### Raw data
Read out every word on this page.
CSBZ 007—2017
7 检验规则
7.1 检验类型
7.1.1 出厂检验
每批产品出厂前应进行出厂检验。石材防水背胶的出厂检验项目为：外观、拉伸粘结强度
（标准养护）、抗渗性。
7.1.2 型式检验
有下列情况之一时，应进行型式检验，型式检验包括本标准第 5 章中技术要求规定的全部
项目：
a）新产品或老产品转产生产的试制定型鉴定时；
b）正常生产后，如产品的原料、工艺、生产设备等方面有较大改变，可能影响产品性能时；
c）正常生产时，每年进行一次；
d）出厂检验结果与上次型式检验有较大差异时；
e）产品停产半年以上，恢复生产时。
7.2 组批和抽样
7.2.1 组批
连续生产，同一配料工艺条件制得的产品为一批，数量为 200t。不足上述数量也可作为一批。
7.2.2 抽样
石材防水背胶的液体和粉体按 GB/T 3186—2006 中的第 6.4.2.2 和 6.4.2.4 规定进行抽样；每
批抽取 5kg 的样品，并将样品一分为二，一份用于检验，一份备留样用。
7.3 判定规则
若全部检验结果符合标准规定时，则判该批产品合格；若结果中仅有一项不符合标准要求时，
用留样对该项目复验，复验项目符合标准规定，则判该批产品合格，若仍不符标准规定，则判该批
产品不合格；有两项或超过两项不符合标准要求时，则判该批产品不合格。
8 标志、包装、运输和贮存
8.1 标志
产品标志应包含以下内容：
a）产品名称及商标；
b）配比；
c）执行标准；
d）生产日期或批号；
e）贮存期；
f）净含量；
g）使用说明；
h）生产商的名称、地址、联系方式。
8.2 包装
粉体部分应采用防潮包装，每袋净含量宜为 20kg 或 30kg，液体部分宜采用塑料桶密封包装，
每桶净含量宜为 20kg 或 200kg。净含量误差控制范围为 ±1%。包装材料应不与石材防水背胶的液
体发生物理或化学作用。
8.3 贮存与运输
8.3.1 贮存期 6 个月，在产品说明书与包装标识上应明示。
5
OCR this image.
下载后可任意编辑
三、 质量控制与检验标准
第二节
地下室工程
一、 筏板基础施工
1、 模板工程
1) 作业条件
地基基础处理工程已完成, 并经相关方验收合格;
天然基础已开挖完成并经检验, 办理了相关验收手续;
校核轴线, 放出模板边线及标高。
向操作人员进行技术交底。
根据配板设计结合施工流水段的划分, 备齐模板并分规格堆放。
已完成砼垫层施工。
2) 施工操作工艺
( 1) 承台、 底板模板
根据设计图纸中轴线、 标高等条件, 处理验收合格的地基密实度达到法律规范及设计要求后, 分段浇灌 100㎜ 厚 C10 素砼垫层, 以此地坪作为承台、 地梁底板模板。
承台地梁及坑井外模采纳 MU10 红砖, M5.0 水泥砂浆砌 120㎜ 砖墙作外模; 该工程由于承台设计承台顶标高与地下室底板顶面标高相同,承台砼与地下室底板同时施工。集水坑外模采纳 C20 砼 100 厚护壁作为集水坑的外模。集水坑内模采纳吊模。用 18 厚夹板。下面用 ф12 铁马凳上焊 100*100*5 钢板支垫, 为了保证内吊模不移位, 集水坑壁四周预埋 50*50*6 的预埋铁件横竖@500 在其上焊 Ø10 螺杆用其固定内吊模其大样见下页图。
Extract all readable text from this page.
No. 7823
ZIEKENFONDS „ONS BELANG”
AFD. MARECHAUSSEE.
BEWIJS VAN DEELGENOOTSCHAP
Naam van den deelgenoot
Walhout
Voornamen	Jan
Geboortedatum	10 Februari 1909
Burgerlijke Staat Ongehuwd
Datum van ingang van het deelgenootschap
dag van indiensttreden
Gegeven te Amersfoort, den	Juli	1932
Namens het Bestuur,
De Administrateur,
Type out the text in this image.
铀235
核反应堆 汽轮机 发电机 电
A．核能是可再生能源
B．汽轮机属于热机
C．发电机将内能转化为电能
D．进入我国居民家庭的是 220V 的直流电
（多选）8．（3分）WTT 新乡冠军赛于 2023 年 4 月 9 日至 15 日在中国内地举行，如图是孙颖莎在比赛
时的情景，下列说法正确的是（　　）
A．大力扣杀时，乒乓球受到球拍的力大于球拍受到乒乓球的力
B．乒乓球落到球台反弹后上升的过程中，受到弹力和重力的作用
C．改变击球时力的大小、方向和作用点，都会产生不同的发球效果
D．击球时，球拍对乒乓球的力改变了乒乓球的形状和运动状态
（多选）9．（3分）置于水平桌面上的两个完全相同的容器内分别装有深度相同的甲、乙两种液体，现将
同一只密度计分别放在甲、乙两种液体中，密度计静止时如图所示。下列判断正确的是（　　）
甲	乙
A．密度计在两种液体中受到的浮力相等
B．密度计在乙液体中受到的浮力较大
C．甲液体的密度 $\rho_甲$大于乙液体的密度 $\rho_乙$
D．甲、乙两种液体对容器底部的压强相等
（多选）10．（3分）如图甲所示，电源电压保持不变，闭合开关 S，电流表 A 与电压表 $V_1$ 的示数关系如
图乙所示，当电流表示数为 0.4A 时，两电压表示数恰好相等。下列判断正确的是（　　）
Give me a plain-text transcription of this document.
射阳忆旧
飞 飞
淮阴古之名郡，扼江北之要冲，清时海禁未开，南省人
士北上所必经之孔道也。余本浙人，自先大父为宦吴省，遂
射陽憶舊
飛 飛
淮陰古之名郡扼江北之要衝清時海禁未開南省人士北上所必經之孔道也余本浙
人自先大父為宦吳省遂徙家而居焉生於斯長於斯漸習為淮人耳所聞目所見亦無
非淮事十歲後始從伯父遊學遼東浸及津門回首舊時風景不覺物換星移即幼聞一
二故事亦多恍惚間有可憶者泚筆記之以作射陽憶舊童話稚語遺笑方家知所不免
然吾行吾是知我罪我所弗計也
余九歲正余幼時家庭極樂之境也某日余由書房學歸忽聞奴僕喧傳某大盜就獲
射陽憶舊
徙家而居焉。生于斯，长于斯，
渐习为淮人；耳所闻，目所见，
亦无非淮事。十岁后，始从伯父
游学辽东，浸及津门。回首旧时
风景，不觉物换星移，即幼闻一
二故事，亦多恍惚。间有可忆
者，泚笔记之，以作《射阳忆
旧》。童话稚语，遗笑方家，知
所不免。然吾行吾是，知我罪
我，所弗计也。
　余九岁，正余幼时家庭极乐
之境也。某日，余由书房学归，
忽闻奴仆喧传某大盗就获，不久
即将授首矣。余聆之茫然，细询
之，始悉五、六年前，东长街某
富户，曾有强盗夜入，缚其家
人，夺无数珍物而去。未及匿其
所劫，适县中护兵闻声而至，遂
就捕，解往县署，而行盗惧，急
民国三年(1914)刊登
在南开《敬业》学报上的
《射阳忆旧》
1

### What is asked
Locate each line with the word "image" and copy it.

### Answer below
OCR this image.
Type out the text in this image.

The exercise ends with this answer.